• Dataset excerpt
★ ★ ★ ★

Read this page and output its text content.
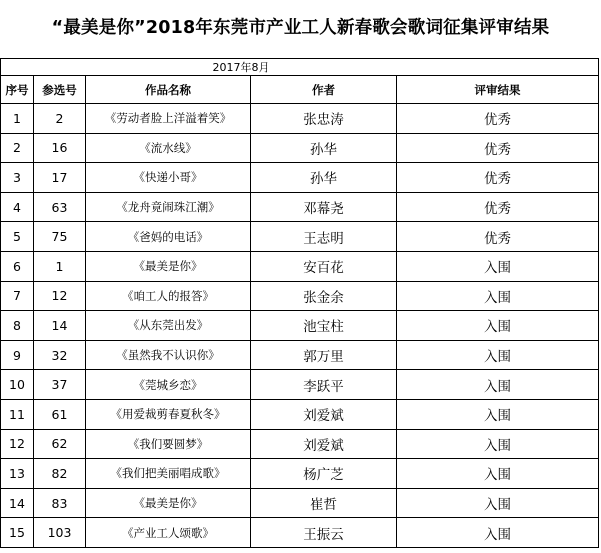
“最美是你”2018年东莞市产业工人新春歌会歌词征集评审结果
		2017年8月		
序号	参选号	作品名称	作者	评审结果
1	2	《劳动者脸上洋溢着笑》	张忠涛	优秀
2	16	《流水线》	孙华	优秀
3	17	《快递小哥》	孙华	优秀
4	63	《龙舟竟闹珠江潮》	邓幕尧	优秀
5	75	《爸妈的电话》	王志明	优秀
6	1	《最美是你》	安百花	入围
7	12	《咱工人的报答》	张金余	入围
8	14	《从东莞出发》	池宝柱	入围
9	32	《虽然我不认识你》	郭万里	入围
10	37	《莞城乡恋》	李跃平	入围
11	61	《用爱裁剪春夏秋冬》	刘爱斌	入围
12	62	《我们要圆梦》	刘爱斌	入围
13	82	《我们把美丽唱成歌》	杨广芝	入围
14	83	《最美是你》	崔哲	入围
15	103	《产业工人颂歌》	王振云	入围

★ ★ ★ ★

• Set task
Answer with one number only: how many lines above contain the word "最美是你".

• Reply
3